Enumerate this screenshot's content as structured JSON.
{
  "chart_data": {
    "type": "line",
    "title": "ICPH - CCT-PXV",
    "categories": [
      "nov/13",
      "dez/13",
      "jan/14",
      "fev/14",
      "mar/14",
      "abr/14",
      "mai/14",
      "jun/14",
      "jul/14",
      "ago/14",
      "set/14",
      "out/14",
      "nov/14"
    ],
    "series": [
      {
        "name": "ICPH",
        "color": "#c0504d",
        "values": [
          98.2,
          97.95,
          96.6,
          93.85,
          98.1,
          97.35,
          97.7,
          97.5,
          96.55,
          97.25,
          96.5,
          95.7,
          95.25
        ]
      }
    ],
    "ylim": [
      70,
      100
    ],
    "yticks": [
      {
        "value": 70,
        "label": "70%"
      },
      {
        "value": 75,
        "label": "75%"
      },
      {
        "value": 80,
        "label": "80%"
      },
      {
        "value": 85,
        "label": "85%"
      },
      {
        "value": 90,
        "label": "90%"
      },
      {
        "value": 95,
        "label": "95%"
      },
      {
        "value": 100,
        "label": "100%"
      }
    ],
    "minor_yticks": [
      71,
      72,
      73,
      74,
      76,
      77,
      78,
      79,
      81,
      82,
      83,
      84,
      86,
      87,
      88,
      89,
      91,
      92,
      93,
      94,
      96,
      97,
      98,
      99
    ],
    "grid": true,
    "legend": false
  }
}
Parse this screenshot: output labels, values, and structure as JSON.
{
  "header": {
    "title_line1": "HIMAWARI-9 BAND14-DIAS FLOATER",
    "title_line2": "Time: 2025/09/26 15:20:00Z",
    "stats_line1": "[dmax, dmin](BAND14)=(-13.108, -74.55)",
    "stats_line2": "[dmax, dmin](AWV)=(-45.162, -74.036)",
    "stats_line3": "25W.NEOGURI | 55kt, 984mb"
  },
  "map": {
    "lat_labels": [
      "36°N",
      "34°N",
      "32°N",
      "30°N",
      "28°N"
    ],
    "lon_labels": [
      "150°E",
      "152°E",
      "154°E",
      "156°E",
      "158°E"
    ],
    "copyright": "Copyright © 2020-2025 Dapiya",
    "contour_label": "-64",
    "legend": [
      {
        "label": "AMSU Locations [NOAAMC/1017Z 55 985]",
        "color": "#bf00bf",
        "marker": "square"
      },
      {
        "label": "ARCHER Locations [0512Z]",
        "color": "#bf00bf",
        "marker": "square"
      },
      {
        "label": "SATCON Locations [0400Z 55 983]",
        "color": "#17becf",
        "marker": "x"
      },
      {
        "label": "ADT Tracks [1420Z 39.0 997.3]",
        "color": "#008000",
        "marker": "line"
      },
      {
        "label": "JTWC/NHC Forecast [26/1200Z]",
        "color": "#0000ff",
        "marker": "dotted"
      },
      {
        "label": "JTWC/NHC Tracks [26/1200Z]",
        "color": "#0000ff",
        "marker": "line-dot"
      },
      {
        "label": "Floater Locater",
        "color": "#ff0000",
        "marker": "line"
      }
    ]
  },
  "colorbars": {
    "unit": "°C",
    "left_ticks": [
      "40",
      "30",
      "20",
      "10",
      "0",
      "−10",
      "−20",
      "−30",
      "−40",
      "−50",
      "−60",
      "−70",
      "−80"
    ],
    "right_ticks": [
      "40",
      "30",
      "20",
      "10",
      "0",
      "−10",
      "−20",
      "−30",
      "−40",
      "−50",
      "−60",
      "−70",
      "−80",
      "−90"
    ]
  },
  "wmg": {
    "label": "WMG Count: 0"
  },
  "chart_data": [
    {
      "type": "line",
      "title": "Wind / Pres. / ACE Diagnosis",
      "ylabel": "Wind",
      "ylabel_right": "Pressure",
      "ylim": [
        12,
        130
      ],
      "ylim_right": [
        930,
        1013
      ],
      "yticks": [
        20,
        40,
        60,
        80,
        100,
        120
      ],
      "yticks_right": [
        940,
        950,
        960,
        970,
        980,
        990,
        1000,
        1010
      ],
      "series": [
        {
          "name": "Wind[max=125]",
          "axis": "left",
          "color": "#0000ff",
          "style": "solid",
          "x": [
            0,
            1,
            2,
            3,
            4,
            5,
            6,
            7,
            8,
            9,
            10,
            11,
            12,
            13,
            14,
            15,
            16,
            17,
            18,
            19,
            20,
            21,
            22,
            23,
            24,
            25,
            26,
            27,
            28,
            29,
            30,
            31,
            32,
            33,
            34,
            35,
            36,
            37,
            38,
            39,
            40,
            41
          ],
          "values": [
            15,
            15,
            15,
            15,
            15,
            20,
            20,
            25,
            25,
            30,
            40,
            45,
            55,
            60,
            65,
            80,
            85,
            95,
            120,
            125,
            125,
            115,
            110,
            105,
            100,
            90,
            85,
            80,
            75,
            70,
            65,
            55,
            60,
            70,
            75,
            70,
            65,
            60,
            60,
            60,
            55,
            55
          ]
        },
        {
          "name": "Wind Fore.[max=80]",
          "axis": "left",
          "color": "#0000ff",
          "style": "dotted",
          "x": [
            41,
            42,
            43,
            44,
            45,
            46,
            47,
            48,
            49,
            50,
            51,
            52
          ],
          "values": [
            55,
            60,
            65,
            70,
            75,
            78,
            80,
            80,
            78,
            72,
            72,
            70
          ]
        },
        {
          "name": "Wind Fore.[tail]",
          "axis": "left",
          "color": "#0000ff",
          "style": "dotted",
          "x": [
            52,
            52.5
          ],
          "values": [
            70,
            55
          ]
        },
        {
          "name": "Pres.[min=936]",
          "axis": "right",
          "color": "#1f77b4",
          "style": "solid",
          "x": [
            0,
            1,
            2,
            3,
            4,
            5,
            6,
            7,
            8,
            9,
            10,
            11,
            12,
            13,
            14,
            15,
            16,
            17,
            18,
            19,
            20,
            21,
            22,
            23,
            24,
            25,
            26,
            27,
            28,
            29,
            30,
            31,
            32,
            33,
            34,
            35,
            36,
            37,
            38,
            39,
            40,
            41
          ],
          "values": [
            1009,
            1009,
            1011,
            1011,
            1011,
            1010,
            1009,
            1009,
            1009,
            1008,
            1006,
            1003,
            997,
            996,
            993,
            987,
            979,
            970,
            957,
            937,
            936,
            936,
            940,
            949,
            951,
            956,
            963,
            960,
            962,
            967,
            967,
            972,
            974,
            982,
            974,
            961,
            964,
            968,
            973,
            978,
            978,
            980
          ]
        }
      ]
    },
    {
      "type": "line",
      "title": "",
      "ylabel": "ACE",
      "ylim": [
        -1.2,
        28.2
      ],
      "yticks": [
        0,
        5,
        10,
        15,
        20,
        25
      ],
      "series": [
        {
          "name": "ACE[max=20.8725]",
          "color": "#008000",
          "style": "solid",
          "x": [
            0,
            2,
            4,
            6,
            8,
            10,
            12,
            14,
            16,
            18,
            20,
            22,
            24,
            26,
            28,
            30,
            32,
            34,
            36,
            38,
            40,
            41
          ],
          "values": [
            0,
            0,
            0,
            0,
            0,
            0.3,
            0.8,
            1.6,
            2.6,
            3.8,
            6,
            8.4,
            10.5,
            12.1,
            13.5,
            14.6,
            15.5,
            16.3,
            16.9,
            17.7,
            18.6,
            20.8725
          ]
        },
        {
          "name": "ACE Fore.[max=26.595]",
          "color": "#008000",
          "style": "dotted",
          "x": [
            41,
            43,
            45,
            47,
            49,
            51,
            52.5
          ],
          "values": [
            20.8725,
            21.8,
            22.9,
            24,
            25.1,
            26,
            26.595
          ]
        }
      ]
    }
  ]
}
##############################
PROMPT:
Identify how many lines in the entries above include the string "JSON", then state that number alone.

TASK OUTPUT:
2